• _Goal_: Check the listing below line by line and report how many lines hold "Feast", with no other words.

• _Working data_:
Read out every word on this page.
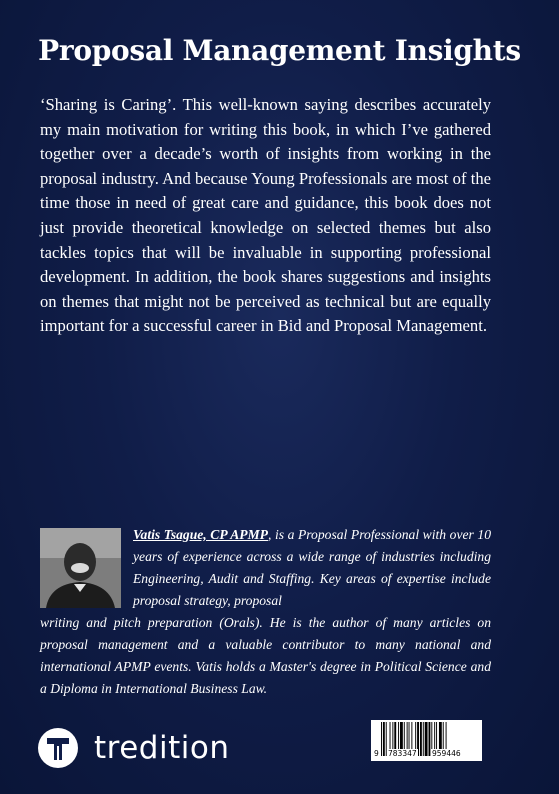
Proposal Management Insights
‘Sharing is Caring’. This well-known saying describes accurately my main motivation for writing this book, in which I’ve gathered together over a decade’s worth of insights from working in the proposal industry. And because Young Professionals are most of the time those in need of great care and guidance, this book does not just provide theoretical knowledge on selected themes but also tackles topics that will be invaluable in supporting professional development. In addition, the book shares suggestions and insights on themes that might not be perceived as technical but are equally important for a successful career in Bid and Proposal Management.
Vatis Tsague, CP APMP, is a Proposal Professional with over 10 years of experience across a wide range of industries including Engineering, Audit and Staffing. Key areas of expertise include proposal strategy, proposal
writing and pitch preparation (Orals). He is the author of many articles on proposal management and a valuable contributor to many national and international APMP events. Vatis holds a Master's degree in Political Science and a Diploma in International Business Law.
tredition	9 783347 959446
--
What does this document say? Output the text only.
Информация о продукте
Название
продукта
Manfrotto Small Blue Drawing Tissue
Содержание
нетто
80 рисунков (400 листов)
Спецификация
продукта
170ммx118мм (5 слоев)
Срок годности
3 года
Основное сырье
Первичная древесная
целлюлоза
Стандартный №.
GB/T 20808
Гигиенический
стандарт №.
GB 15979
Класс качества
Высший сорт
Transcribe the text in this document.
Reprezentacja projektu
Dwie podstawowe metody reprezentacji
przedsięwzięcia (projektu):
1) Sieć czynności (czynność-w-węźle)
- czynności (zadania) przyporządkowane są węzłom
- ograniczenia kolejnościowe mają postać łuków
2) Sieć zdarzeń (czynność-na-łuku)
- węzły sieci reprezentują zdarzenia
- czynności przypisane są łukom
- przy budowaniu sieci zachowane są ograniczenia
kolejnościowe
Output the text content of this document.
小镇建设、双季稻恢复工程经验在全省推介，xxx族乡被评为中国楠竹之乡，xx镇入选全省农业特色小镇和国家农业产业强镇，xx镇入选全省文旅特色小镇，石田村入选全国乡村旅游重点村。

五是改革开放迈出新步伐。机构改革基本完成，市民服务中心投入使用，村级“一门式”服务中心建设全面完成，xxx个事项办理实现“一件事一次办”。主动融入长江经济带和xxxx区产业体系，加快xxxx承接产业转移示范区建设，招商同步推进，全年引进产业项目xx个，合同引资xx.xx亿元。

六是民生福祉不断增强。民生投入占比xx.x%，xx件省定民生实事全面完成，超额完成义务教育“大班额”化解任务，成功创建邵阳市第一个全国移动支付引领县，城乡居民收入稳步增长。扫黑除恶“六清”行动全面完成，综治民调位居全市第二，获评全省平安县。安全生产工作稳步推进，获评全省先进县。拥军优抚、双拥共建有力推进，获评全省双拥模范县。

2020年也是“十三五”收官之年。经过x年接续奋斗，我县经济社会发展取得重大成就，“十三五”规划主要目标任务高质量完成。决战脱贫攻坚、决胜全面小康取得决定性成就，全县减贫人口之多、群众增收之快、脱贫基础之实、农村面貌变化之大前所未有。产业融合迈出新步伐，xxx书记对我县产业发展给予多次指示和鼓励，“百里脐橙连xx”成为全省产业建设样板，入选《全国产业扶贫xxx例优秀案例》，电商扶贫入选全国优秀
...
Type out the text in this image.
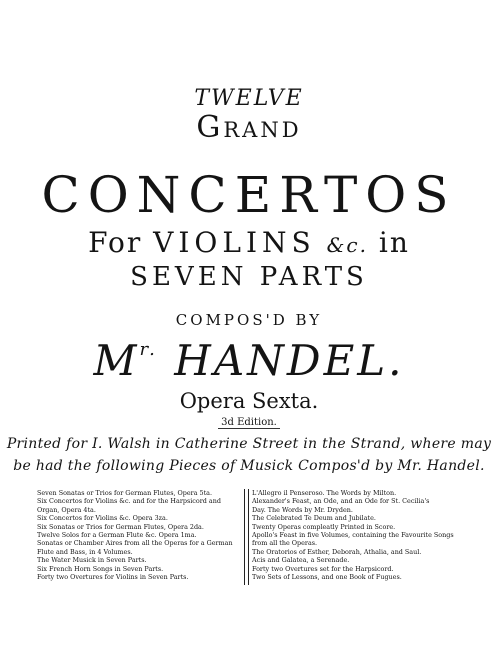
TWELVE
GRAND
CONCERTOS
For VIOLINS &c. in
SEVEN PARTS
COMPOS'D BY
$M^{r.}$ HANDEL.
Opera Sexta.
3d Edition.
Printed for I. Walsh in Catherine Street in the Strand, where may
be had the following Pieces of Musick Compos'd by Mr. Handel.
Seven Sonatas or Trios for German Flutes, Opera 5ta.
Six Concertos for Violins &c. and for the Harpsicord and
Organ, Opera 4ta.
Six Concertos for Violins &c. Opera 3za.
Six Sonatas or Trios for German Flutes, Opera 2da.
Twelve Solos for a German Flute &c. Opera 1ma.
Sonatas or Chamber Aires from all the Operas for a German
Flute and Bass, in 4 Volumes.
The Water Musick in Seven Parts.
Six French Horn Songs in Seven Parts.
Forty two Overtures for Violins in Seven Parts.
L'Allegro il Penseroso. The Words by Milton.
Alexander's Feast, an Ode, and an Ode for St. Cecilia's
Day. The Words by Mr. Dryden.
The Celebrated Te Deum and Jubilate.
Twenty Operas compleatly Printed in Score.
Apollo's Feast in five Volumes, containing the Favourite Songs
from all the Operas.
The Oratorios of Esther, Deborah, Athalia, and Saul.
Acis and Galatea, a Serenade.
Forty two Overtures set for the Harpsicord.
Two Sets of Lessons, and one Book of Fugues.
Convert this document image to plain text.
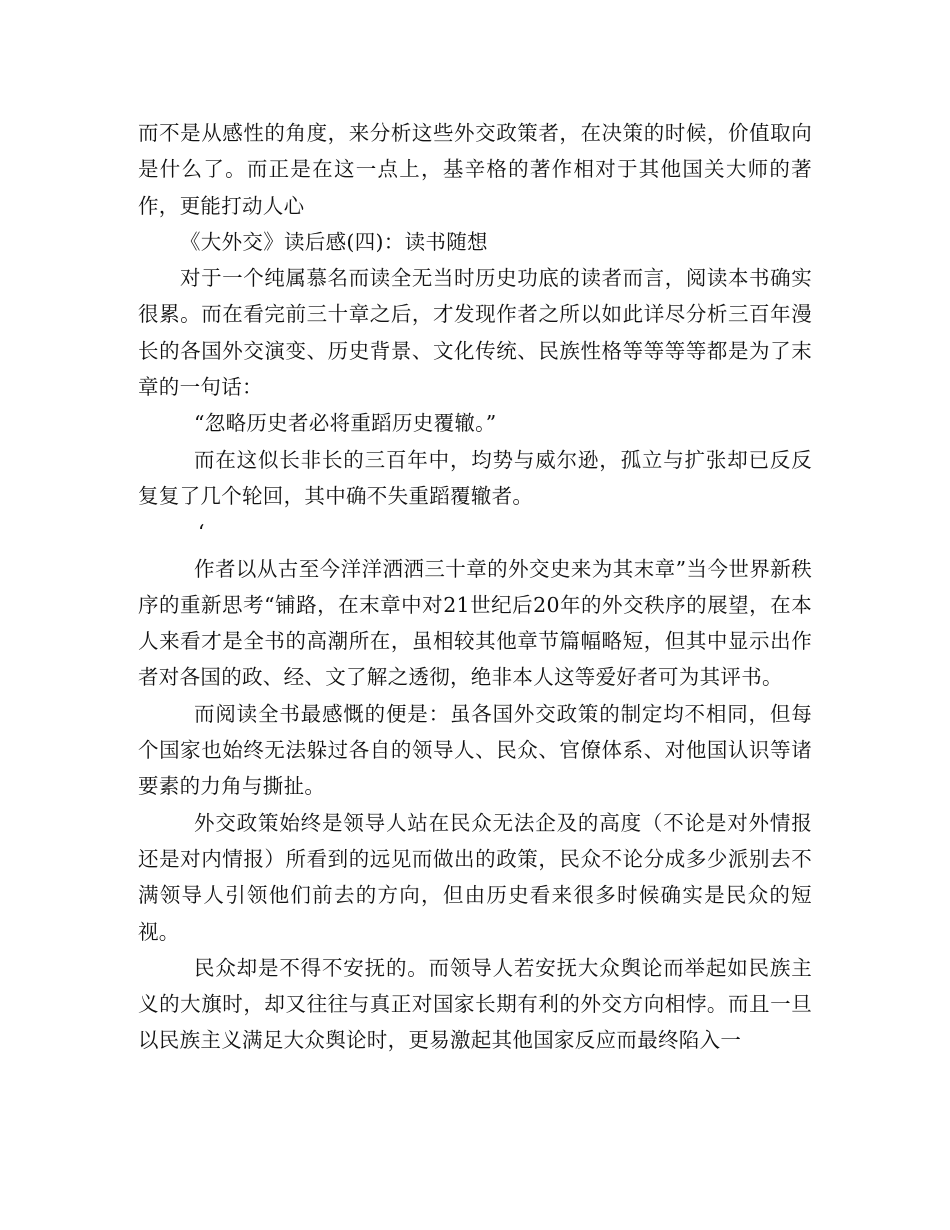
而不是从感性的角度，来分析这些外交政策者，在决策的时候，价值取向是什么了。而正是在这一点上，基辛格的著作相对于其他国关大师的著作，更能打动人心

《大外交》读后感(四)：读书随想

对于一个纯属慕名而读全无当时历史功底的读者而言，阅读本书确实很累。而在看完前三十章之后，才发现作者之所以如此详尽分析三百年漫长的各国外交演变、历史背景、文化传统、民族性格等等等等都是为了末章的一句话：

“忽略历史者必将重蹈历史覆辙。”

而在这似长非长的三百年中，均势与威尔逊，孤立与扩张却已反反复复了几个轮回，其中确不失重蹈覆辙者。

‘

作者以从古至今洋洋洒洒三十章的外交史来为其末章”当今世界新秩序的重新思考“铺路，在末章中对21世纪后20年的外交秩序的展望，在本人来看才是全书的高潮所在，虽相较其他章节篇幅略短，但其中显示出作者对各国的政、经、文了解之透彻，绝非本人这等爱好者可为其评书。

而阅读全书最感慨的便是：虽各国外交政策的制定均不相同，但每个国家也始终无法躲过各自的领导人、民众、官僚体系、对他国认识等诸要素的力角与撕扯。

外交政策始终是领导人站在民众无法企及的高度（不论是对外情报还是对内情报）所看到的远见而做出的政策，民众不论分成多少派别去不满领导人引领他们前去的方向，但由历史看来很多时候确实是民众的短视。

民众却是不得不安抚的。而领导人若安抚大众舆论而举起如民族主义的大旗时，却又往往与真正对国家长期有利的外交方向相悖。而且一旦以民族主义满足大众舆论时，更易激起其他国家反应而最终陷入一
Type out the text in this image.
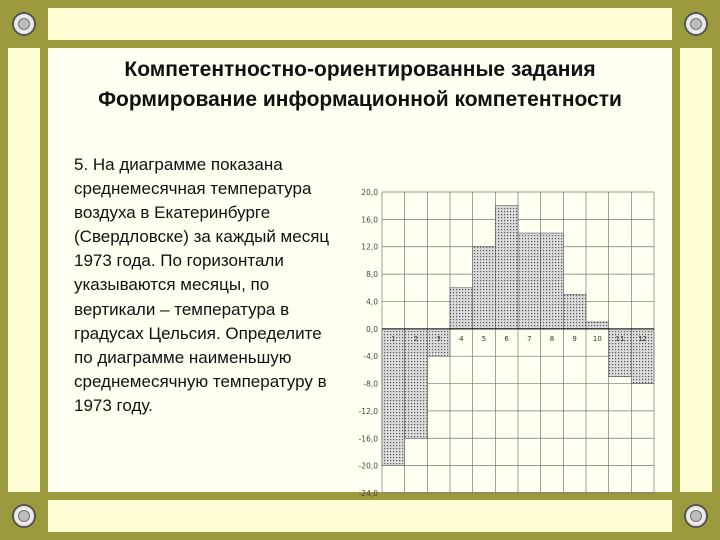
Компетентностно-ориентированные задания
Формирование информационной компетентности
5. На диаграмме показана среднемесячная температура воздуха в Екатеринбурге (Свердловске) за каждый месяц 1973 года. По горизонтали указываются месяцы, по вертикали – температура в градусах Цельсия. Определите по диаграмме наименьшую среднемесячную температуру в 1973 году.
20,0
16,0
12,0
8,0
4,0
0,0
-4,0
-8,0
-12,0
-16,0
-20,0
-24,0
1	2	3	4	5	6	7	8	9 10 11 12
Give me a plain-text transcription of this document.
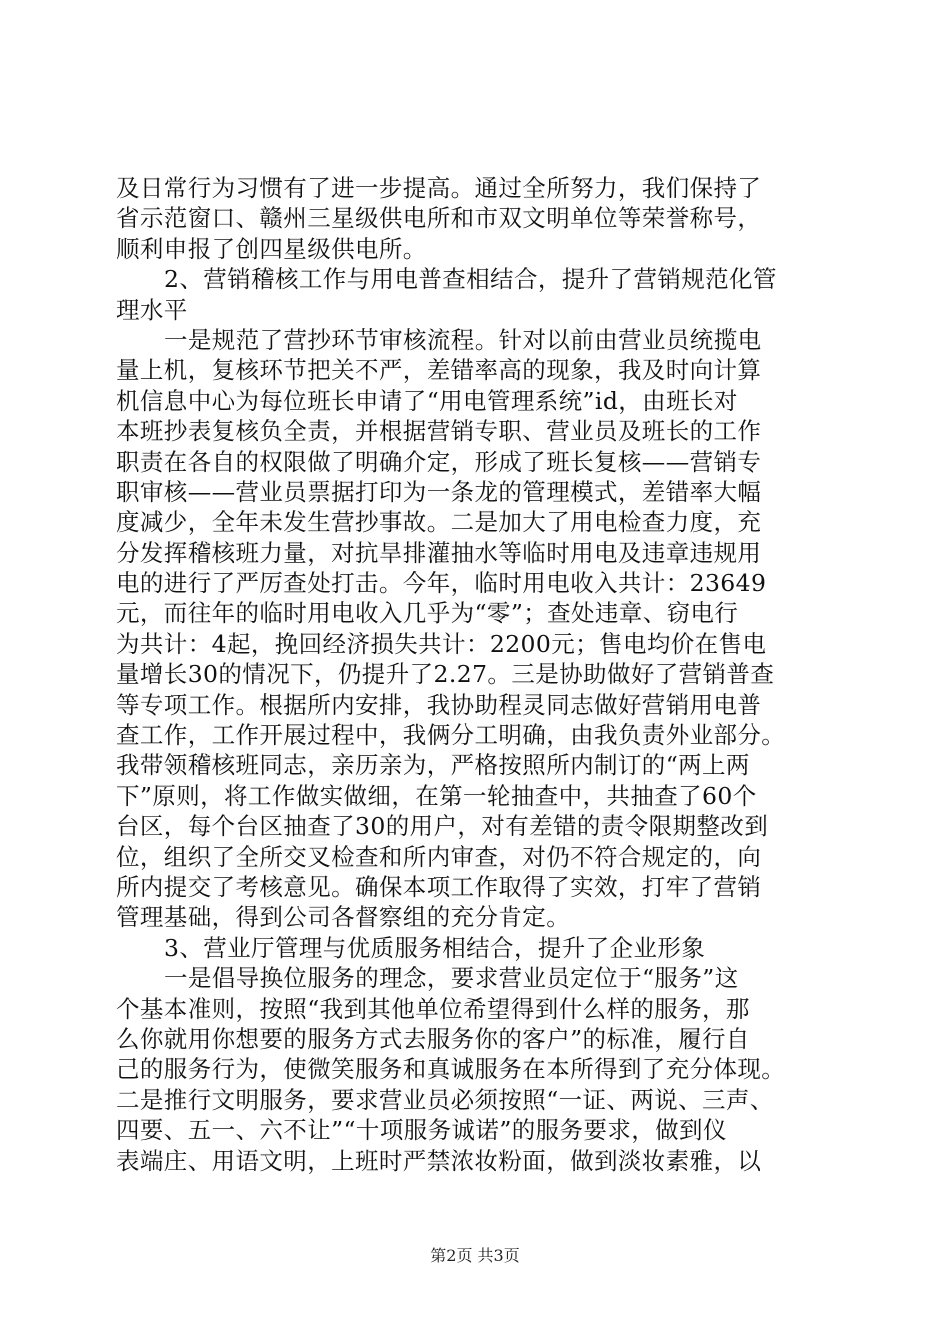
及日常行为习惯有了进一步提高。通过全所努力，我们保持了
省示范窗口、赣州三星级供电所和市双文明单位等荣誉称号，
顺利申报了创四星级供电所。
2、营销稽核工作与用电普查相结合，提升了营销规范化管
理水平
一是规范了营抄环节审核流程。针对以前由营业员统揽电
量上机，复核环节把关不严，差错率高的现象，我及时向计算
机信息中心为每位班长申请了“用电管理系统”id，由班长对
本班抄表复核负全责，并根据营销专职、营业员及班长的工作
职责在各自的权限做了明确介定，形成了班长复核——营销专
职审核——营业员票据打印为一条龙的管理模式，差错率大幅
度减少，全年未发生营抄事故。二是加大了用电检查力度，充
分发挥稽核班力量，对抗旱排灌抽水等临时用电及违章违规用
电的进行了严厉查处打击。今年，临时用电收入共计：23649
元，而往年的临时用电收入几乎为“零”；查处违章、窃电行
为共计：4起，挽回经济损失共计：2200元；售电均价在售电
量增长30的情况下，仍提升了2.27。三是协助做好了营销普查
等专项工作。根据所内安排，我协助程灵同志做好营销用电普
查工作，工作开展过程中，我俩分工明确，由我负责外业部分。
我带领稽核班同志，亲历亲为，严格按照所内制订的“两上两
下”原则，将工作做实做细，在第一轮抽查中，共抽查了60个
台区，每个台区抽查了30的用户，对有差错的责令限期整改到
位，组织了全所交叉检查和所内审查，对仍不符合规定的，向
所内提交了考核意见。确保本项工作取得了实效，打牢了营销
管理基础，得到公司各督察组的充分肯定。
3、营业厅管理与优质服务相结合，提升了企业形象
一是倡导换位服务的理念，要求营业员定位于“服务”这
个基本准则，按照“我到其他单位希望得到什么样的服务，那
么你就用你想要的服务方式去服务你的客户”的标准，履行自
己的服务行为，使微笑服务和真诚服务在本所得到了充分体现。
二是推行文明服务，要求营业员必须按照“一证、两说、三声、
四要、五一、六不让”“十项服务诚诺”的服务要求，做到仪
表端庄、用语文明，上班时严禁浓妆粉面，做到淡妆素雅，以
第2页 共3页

• _Output of the task_: 2